-------- Records to process

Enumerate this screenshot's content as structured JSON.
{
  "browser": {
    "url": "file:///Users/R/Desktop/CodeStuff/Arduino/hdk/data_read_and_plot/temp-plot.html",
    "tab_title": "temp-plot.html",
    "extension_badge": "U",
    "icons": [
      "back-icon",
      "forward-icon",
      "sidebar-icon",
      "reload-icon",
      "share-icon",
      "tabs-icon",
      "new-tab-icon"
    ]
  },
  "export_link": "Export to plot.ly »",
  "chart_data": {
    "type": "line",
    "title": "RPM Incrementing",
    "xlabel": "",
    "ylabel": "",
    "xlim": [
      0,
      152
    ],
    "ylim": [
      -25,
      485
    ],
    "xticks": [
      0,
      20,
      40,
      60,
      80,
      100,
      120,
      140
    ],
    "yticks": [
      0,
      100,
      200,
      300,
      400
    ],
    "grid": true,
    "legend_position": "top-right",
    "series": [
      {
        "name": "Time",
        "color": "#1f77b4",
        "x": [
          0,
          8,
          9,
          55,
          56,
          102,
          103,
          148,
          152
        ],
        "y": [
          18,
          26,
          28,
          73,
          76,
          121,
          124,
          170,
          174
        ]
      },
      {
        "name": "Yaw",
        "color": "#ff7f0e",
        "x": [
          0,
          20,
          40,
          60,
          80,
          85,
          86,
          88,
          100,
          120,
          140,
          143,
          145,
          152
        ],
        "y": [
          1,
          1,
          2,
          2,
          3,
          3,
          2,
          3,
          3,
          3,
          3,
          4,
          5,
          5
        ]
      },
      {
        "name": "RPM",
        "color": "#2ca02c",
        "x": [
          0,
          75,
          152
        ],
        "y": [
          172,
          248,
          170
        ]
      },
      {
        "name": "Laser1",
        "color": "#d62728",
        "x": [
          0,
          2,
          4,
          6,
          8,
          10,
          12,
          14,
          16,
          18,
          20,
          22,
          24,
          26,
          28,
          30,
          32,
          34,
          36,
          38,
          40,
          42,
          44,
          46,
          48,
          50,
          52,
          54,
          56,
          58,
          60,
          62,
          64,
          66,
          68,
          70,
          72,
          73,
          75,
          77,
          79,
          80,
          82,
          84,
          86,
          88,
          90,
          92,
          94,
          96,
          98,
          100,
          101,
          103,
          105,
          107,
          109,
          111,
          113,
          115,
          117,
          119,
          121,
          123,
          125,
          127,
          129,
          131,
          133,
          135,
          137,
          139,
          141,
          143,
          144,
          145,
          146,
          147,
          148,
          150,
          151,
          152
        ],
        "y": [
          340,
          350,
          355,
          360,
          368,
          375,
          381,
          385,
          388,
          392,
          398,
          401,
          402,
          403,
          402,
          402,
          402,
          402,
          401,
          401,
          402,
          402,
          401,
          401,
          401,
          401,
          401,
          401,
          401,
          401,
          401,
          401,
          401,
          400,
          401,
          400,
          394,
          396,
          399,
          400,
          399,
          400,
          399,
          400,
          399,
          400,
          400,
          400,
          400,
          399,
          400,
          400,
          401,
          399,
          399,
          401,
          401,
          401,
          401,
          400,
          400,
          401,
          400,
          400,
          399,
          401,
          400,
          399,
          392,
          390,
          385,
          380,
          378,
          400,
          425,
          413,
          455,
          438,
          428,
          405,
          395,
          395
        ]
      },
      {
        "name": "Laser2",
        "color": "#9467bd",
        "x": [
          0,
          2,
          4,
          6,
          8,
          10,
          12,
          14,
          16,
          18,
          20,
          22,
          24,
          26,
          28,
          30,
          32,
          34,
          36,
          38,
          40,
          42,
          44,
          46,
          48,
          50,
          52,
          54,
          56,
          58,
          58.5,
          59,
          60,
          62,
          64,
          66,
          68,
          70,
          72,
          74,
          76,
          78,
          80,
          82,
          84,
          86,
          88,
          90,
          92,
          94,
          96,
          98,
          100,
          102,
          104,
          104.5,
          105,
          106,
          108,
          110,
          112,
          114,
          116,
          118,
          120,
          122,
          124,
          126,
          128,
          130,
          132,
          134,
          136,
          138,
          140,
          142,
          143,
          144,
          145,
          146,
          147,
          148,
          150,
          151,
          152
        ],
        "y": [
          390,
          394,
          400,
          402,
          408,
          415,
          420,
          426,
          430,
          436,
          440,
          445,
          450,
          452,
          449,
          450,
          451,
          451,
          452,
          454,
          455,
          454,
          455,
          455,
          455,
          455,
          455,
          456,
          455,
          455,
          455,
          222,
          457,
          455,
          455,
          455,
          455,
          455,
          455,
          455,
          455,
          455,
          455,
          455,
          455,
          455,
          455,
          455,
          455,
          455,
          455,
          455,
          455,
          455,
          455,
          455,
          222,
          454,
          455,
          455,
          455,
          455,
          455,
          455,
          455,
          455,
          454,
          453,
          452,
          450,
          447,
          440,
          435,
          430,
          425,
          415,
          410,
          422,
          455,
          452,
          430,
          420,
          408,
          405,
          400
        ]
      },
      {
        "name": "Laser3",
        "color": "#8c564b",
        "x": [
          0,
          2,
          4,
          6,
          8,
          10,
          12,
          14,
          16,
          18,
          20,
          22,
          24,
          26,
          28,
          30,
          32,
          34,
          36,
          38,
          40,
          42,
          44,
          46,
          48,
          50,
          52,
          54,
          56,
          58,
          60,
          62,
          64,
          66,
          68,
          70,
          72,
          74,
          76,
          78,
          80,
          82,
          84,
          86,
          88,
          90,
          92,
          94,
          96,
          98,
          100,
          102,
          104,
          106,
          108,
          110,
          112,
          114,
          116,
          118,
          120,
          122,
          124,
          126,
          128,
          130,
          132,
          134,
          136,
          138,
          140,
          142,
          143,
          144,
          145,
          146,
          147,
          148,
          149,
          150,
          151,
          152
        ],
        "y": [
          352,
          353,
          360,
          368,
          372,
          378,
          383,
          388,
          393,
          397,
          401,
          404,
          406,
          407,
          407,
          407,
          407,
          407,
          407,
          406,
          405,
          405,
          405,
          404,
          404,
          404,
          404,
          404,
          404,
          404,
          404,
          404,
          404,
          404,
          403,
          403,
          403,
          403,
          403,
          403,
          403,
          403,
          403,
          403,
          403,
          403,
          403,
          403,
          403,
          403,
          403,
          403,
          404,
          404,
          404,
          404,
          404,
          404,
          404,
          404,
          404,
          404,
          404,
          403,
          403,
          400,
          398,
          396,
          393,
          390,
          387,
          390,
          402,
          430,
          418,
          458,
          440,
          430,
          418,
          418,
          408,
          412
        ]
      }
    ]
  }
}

----------------

-- Required work --
Report each line in the data that holds the word "html".

-- Correct answer --
    "url": "file:///Users/R/Desktop/CodeStuff/Arduino/hdk/data_read_and_plot/temp-plot.html",
    "tab_title": "temp-plot.html",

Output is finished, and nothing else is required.